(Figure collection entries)
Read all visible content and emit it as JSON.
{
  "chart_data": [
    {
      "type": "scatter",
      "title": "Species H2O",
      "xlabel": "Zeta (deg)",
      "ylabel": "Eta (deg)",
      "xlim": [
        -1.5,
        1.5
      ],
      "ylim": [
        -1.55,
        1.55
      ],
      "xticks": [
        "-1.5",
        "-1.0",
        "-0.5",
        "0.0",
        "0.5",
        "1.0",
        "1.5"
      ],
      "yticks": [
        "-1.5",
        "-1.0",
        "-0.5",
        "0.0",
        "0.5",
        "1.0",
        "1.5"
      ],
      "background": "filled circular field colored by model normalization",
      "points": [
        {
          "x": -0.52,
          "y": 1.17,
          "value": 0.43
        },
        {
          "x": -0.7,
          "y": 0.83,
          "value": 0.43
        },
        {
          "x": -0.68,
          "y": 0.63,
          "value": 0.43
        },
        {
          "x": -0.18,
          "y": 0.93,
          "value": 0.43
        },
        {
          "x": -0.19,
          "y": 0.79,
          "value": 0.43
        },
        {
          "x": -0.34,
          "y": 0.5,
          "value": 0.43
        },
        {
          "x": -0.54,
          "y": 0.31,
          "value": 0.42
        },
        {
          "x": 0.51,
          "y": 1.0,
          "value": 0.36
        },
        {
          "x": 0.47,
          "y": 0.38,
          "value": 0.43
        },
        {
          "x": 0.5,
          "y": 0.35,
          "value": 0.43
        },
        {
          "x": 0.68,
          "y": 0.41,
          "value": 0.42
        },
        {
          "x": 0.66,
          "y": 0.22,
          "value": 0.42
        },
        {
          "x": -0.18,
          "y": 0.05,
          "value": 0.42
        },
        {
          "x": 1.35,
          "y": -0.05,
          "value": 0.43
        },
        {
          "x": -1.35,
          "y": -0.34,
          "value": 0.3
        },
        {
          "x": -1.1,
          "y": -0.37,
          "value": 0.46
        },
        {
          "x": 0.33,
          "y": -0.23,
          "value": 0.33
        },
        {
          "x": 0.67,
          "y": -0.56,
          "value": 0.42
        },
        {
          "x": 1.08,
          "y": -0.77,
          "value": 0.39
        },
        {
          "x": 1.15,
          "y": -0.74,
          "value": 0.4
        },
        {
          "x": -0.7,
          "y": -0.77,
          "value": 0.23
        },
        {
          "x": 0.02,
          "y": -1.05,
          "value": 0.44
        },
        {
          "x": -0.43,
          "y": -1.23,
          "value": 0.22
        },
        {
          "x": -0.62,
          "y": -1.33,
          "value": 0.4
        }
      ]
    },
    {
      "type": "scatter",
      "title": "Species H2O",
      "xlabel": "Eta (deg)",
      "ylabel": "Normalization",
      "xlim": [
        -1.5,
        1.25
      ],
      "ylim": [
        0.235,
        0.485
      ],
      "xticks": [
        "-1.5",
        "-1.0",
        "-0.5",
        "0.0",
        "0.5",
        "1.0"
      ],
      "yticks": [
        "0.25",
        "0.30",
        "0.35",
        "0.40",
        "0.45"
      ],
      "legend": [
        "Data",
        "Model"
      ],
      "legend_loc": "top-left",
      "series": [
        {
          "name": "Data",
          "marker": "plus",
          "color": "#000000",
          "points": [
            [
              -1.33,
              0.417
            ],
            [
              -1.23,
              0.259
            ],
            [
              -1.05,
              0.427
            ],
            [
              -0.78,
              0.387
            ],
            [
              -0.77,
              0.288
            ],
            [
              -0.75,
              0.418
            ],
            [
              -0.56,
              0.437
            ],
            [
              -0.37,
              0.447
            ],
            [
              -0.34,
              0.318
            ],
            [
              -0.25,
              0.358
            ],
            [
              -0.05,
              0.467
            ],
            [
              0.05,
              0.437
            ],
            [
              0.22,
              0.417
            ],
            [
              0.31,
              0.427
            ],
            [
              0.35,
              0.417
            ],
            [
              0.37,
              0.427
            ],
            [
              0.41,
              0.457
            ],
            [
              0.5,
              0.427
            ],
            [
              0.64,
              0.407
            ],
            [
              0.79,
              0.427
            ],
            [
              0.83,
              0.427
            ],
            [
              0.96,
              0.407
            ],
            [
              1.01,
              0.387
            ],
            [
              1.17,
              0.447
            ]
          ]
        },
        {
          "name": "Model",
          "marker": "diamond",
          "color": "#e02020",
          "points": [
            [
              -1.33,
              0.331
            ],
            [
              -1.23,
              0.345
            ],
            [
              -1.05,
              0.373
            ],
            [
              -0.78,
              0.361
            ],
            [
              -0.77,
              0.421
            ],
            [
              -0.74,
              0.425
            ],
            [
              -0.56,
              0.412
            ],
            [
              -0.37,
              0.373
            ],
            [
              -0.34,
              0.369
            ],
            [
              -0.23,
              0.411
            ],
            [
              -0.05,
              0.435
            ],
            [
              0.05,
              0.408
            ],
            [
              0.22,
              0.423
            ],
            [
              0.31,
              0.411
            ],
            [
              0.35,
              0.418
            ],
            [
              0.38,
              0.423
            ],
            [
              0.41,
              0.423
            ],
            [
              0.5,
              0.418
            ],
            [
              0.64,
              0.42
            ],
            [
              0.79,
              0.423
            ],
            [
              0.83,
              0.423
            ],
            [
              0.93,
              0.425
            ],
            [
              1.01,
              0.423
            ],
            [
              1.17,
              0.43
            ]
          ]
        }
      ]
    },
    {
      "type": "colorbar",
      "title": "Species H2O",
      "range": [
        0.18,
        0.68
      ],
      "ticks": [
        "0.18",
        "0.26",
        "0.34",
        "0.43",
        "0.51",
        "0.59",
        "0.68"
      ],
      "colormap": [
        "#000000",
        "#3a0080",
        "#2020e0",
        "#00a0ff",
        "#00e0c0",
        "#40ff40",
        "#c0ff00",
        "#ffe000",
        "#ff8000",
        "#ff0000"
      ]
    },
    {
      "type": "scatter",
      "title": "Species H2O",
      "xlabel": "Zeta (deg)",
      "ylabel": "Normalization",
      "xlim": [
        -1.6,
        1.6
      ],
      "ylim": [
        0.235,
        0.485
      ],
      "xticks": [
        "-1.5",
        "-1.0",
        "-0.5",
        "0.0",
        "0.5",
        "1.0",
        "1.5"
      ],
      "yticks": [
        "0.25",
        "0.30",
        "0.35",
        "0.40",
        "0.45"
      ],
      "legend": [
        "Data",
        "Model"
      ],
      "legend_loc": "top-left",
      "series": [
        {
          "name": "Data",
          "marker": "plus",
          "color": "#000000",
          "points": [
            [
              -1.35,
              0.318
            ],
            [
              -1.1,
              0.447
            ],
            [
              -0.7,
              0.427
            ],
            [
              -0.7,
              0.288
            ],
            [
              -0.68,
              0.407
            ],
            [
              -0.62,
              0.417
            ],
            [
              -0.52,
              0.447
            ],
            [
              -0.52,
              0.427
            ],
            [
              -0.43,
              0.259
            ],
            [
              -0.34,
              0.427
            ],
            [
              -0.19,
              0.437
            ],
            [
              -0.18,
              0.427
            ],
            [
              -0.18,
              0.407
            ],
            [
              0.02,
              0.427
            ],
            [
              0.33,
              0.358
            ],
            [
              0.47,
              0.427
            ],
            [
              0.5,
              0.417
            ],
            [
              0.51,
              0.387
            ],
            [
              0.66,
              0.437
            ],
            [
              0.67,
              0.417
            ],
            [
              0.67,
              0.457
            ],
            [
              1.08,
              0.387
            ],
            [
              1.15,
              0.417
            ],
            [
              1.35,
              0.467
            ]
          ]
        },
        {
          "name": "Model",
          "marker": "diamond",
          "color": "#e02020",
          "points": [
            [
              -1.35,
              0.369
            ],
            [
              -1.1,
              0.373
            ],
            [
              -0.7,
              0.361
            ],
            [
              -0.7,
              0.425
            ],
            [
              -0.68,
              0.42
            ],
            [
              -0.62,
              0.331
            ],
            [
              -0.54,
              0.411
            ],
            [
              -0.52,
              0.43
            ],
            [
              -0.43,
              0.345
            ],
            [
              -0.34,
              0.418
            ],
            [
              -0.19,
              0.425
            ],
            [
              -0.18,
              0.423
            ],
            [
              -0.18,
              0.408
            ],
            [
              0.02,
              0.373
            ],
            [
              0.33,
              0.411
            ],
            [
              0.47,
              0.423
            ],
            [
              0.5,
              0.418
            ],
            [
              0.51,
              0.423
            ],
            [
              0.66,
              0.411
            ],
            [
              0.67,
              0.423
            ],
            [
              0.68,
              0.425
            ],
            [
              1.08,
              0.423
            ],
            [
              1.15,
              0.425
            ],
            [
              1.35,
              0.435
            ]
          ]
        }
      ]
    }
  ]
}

* * *

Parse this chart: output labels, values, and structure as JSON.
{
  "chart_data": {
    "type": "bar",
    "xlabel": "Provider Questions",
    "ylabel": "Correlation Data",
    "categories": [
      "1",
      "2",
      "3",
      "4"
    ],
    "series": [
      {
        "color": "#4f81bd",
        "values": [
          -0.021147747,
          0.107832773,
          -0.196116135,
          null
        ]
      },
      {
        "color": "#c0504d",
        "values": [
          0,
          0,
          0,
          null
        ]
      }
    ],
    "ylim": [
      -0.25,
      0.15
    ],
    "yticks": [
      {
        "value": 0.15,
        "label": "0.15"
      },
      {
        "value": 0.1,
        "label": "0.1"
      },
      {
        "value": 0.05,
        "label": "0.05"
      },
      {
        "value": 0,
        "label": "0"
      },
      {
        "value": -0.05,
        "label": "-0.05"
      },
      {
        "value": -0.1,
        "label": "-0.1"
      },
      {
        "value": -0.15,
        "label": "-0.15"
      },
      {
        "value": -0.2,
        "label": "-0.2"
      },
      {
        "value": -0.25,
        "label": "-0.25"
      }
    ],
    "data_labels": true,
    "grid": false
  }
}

JOB — Pull every line containing the word "xlabel" out of the material and copy it.

SOLVED PROBLEM —
      "xlabel": "Zeta (deg)",
      "xlabel": "Eta (deg)",
      "xlabel": "Zeta (deg)",
    "xlabel": "Provider Questions",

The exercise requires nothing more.